● **Exercise directions**
Search the material below for the string "pomocą" and extract each line that has it.

● **Data provided**

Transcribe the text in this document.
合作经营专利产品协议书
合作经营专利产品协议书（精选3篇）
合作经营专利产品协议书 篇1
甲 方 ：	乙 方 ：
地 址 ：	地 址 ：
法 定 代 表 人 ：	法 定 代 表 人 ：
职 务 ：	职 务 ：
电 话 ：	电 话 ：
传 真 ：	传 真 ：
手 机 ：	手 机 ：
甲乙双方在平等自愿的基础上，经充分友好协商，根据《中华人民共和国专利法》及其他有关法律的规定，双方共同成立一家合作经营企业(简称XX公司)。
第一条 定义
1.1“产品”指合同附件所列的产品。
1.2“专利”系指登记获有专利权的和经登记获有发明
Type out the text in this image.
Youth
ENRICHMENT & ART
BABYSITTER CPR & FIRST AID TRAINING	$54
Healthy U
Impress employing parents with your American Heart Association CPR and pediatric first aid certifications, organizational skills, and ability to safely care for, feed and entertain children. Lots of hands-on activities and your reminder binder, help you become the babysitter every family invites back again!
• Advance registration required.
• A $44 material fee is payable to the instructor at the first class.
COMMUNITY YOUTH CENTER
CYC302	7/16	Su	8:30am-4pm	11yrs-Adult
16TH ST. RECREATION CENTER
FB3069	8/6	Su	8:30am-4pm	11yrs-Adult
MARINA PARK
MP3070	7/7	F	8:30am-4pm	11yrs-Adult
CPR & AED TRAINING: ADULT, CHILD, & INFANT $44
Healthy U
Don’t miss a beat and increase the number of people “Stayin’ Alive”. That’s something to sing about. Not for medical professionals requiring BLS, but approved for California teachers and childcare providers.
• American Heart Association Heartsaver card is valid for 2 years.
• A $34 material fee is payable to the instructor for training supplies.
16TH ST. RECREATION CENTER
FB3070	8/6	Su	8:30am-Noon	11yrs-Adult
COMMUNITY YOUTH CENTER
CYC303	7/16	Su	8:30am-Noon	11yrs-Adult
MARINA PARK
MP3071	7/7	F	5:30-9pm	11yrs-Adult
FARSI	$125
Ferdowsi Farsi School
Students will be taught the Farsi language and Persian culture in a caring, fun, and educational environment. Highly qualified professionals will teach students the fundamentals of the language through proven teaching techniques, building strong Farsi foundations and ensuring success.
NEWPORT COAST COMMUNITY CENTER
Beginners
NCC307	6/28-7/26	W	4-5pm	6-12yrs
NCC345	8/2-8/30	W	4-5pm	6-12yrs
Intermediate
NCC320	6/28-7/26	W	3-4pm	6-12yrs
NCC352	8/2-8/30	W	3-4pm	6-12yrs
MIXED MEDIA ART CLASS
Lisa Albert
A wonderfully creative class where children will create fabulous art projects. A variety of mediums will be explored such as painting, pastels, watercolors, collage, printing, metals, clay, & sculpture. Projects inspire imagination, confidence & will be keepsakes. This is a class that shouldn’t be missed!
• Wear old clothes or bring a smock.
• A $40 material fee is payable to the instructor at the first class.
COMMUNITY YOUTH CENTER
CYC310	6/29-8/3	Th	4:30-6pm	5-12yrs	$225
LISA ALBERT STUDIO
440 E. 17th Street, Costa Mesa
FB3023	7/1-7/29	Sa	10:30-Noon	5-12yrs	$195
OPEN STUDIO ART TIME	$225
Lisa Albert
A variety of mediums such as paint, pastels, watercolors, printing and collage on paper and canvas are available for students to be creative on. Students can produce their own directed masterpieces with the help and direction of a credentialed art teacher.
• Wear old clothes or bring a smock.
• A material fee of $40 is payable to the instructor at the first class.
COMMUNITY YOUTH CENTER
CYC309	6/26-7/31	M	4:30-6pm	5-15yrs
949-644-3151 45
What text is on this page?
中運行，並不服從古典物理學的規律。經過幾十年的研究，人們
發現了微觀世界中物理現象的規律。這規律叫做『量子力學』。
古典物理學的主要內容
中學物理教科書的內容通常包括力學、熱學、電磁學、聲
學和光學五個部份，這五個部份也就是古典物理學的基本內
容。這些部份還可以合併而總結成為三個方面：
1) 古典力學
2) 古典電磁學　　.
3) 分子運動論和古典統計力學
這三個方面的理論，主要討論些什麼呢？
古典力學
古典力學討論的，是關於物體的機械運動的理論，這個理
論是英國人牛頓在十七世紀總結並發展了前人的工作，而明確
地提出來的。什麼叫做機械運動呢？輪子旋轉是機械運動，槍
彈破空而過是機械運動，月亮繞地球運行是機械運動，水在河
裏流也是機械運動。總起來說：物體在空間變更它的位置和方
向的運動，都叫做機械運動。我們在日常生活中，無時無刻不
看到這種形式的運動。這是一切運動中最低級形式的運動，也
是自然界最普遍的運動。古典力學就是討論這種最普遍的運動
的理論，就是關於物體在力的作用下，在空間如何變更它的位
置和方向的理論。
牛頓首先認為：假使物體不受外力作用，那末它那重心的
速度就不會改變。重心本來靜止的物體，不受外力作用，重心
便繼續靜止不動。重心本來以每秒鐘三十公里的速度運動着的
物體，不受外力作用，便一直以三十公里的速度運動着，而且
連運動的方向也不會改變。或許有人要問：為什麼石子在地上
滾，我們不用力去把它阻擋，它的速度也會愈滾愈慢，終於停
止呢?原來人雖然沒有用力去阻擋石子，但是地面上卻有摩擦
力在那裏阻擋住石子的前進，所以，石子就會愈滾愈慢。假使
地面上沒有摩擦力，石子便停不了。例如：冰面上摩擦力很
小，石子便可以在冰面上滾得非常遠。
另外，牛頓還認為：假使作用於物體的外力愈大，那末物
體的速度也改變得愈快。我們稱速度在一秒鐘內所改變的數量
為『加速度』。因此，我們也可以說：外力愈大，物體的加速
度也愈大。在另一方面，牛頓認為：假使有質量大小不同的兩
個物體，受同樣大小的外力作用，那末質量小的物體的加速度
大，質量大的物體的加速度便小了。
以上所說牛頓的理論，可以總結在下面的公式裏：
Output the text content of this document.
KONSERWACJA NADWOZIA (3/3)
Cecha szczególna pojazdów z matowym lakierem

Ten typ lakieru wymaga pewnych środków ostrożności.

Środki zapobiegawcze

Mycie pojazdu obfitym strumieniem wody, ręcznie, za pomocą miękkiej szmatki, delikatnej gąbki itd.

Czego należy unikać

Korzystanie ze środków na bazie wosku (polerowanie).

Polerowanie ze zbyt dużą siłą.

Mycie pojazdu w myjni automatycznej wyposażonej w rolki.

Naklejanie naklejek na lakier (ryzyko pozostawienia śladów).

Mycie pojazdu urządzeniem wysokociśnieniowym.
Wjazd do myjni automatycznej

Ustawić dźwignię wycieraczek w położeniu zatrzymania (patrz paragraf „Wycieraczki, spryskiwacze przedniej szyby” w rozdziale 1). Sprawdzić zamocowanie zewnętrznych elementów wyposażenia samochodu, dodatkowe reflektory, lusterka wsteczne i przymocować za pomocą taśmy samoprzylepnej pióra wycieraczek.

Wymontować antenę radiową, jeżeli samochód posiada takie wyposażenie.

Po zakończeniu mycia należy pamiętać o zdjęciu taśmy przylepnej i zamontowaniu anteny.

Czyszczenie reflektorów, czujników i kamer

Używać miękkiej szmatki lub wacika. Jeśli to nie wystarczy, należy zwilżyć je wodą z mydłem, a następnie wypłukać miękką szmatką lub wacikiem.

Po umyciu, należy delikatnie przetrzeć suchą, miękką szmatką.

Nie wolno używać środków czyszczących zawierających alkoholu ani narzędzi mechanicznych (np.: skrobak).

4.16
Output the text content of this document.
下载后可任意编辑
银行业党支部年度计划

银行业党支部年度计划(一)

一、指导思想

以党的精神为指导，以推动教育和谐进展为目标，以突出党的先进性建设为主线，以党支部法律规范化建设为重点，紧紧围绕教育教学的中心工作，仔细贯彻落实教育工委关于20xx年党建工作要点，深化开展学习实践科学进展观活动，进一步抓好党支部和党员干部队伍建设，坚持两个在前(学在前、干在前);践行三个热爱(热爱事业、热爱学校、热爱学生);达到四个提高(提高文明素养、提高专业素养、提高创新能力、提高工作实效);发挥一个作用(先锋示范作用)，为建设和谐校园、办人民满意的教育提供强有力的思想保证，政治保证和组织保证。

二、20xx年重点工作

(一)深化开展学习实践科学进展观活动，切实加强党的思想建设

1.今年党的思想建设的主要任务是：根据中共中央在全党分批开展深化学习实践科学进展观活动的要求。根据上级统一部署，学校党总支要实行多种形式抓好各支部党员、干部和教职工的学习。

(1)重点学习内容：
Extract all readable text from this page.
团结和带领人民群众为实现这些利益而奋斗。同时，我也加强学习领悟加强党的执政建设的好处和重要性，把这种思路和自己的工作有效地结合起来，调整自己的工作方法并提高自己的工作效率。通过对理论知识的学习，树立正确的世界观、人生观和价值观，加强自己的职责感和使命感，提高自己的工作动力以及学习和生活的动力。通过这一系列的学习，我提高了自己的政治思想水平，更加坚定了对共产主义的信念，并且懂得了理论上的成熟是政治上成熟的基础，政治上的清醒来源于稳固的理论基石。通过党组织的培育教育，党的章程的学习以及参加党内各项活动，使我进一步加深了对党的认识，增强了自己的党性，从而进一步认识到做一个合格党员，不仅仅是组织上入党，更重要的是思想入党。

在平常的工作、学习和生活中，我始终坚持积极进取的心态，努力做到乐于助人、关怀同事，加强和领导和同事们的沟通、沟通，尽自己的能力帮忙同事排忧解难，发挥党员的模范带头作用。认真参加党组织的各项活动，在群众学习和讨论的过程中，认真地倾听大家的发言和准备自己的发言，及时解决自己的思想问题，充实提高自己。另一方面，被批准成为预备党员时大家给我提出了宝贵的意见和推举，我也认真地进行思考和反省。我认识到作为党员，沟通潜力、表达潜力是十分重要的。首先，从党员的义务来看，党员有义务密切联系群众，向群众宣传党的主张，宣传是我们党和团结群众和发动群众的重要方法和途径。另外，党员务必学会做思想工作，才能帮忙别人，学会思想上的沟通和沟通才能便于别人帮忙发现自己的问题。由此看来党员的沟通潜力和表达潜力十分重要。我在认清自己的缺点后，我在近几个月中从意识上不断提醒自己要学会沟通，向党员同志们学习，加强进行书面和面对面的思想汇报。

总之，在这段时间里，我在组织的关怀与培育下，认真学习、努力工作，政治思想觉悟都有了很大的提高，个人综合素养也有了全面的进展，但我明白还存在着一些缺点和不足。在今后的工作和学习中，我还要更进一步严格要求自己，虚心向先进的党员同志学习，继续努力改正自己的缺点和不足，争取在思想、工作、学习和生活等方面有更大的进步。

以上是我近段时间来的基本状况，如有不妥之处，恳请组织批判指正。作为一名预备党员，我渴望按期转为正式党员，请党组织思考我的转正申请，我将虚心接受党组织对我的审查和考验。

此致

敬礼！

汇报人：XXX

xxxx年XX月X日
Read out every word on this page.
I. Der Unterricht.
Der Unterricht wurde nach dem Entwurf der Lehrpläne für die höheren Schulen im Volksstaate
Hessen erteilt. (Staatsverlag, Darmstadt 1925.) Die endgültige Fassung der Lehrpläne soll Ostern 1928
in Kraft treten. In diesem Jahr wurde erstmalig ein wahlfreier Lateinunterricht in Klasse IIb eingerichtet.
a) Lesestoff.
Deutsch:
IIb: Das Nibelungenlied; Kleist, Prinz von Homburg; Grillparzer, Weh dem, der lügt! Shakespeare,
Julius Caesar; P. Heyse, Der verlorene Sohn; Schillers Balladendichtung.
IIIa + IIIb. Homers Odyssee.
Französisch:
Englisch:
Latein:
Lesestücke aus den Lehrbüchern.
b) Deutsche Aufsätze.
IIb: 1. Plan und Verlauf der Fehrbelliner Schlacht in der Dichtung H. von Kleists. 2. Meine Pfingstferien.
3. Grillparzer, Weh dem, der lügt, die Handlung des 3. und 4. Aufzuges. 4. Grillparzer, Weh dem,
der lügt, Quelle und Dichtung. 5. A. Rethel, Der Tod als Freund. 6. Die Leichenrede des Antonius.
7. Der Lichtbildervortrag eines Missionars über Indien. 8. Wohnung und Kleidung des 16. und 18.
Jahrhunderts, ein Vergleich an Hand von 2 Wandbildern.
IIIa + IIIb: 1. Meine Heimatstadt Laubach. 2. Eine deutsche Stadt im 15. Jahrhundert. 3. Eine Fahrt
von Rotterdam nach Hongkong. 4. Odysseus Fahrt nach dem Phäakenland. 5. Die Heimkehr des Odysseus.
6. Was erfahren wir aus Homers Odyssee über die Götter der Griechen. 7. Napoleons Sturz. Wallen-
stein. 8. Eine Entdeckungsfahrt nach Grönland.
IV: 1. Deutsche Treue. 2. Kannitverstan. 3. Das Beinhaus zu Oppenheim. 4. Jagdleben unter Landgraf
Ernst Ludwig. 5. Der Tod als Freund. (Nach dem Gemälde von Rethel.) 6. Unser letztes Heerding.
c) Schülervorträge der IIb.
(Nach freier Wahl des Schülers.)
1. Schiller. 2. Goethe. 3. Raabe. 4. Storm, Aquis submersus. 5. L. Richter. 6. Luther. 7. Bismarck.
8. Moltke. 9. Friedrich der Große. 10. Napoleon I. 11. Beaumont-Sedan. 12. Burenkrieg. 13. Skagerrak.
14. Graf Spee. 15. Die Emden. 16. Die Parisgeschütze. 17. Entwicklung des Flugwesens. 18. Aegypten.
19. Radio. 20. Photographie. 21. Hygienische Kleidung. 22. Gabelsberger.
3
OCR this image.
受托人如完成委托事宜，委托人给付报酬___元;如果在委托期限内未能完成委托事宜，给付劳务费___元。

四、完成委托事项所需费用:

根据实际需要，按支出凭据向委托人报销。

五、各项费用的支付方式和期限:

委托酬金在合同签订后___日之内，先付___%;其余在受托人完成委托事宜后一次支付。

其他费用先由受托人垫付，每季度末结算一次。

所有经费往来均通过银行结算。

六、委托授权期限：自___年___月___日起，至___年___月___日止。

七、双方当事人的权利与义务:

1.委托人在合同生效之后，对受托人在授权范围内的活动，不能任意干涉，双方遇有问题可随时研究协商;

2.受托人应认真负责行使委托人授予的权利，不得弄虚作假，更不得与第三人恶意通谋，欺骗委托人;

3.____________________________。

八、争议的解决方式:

● **Solution to this problem**
Mycie pojazdu obfitym strumieniem wody, ręcznie, za pomocą miękkiej szmatki, delikatnej gąbki itd.
Ustawić dźwignię wycieraczek w położeniu zatrzymania (patrz paragraf „Wycieraczki, spryskiwacze przedniej szyby” w rozdziale 1). Sprawdzić zamocowanie zewnętrznych elementów wyposażenia samochodu, dodatkowe reflektory, lusterka wsteczne i przymocować za pomocą taśmy samoprzylepnej pióra wycieraczek.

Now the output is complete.